Find every line below that contains the word "annotation" and copy it out.

Figure record listings:
..........

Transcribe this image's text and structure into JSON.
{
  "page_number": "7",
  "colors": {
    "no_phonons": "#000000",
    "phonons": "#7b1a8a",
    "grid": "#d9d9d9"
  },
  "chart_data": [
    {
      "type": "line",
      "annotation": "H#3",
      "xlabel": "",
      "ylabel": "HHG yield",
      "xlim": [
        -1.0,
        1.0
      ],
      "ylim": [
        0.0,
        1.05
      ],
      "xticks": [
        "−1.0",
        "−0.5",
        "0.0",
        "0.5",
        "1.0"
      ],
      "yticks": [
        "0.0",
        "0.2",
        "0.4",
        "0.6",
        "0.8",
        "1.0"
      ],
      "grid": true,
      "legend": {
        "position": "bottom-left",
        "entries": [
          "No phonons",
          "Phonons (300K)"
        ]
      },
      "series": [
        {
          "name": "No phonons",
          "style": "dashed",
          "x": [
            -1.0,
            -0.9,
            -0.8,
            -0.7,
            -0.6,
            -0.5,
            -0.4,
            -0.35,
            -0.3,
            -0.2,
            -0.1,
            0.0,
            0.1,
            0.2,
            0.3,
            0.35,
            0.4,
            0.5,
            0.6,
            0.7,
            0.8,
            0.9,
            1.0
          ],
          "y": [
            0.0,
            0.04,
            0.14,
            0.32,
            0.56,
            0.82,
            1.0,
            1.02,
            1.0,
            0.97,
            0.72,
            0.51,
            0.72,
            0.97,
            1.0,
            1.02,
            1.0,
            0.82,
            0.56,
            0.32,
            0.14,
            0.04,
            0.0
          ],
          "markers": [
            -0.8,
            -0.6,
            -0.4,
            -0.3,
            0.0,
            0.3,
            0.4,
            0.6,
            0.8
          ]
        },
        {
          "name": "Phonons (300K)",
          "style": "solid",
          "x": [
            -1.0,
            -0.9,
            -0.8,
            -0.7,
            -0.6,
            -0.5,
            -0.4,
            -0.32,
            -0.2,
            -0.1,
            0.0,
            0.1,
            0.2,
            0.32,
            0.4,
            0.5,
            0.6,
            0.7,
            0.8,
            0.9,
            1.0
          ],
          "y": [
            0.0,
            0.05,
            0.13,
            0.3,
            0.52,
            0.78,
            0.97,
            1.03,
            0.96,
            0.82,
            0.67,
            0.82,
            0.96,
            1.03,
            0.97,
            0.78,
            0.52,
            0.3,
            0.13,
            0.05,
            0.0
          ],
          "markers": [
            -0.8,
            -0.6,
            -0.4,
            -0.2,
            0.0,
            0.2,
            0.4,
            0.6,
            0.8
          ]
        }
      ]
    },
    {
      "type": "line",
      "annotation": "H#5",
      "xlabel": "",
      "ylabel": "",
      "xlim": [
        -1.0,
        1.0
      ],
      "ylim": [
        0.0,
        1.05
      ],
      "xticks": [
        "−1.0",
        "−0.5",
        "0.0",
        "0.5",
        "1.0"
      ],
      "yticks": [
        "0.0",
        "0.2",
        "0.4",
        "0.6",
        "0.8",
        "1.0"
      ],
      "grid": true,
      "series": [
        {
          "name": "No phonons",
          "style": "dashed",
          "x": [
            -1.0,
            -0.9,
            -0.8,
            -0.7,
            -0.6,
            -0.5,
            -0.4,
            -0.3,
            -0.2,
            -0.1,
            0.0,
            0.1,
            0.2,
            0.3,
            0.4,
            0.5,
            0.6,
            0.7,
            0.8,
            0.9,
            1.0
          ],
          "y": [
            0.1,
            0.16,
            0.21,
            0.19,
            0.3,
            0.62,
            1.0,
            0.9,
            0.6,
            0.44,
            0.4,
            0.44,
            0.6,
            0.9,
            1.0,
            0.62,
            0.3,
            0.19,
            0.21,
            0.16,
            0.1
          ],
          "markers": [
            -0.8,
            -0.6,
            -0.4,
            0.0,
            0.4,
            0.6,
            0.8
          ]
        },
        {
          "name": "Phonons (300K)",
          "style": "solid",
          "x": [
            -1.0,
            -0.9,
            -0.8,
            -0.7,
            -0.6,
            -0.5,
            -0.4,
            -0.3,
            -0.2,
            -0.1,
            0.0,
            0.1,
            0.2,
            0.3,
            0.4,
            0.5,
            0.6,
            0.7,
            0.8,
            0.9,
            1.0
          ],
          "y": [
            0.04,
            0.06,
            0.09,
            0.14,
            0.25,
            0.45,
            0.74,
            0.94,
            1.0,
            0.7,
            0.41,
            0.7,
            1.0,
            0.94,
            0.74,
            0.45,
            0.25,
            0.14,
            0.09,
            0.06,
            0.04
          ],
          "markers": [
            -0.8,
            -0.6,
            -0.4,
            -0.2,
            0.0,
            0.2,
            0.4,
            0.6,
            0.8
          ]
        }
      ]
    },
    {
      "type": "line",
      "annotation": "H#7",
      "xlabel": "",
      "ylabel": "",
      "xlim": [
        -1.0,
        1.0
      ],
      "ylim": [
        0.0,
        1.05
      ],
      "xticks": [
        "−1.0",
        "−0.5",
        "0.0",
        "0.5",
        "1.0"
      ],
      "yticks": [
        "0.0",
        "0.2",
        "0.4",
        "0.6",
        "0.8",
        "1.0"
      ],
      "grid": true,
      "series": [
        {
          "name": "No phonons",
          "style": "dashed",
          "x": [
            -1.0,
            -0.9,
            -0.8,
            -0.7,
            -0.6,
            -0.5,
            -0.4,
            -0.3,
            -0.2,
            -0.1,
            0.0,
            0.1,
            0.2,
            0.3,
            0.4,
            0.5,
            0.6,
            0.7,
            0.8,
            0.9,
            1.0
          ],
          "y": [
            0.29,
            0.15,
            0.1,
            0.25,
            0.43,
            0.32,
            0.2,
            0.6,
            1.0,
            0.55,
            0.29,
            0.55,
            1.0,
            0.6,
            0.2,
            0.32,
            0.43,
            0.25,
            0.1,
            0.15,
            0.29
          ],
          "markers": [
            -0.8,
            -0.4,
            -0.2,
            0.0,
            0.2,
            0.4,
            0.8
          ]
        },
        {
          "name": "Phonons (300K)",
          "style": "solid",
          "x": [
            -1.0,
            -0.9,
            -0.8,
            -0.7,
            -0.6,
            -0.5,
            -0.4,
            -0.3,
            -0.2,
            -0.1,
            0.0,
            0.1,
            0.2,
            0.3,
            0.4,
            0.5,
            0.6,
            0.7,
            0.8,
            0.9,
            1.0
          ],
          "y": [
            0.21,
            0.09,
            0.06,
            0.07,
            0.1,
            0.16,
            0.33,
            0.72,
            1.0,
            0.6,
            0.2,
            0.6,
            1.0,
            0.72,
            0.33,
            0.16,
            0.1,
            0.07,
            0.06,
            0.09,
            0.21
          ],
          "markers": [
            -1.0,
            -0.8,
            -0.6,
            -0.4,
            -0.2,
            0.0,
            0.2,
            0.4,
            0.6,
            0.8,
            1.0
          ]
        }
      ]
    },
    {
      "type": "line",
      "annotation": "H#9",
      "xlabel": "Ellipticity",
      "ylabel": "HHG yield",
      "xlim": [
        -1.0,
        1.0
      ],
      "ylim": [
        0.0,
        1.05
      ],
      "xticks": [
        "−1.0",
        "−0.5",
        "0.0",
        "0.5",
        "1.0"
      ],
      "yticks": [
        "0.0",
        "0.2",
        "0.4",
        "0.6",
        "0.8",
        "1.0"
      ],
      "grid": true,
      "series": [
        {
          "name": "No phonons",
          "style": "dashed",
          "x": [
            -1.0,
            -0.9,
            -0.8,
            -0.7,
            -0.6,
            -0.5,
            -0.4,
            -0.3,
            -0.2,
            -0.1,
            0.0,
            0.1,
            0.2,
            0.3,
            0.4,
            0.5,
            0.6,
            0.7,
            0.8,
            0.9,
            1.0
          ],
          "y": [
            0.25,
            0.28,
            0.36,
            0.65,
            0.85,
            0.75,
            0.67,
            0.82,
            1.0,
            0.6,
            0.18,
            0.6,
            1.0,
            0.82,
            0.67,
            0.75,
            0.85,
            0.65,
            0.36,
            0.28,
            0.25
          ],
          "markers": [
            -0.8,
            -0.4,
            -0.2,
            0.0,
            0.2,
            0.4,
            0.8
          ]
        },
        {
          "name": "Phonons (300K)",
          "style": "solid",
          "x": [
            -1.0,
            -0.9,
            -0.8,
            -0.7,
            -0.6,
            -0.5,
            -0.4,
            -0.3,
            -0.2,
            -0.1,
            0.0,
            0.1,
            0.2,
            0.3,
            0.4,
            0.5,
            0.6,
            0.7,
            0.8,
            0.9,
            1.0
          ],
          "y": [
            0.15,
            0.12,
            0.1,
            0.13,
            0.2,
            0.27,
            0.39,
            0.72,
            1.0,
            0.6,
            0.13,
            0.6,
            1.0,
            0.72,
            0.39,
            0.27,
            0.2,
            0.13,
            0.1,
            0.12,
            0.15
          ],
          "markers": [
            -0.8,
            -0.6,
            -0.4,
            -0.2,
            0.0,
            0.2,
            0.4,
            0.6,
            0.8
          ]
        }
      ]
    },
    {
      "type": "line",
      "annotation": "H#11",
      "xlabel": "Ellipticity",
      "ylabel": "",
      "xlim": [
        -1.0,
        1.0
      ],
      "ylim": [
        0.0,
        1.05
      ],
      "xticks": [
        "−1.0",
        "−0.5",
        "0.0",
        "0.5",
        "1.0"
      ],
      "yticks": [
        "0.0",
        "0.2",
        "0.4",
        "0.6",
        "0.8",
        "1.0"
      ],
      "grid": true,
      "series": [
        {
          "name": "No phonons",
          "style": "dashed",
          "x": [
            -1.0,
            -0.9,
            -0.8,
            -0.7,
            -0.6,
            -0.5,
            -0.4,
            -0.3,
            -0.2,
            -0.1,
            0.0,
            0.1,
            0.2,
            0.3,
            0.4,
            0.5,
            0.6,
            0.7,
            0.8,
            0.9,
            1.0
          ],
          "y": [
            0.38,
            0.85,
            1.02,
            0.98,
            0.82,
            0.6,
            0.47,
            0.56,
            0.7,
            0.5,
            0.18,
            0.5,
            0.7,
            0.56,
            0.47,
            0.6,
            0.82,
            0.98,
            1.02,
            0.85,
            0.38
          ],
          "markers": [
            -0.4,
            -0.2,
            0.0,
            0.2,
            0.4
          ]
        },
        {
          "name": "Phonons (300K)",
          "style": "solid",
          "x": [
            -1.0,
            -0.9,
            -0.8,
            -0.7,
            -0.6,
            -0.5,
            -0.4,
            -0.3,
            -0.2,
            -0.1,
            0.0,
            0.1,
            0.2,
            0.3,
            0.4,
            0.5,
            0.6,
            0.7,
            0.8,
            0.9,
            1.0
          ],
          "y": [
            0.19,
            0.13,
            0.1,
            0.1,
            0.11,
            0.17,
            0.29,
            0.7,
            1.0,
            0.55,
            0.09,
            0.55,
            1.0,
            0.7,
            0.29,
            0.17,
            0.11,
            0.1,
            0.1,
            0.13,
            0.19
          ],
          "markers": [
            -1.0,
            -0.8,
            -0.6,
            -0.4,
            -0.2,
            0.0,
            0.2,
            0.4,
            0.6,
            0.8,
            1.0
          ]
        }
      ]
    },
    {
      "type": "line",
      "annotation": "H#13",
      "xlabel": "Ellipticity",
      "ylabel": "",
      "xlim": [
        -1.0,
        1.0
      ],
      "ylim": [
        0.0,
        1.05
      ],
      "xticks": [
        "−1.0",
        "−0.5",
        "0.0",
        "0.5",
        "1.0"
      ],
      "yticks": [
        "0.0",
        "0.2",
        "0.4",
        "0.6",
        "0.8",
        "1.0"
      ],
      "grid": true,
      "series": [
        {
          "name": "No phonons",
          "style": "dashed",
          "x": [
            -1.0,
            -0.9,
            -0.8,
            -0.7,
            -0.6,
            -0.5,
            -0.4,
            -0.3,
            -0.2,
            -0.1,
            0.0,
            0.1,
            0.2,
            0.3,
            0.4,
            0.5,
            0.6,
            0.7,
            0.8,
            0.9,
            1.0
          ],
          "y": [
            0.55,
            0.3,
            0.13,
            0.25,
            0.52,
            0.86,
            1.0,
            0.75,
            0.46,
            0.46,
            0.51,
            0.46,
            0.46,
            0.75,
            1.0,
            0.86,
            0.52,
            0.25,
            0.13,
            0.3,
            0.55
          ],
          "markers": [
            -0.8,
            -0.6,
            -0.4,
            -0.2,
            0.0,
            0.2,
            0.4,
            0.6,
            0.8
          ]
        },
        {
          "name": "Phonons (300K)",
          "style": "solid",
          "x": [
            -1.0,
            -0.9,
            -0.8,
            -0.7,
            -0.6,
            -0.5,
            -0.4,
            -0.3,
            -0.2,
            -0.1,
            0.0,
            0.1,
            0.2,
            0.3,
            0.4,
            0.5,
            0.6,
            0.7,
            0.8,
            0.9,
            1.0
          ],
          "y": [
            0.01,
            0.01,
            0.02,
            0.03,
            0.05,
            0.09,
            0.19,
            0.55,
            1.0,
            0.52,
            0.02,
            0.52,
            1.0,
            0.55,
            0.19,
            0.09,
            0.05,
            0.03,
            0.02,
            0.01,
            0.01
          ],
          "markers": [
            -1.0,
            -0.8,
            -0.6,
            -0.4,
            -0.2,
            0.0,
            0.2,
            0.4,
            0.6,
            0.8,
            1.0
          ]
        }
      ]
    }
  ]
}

..........

*EXERCISE ANSWER*.
      "annotation": "H#3",
      "annotation": "H#5",
      "annotation": "H#7",
      "annotation": "H#9",
      "annotation": "H#11",
      "annotation": "H#13",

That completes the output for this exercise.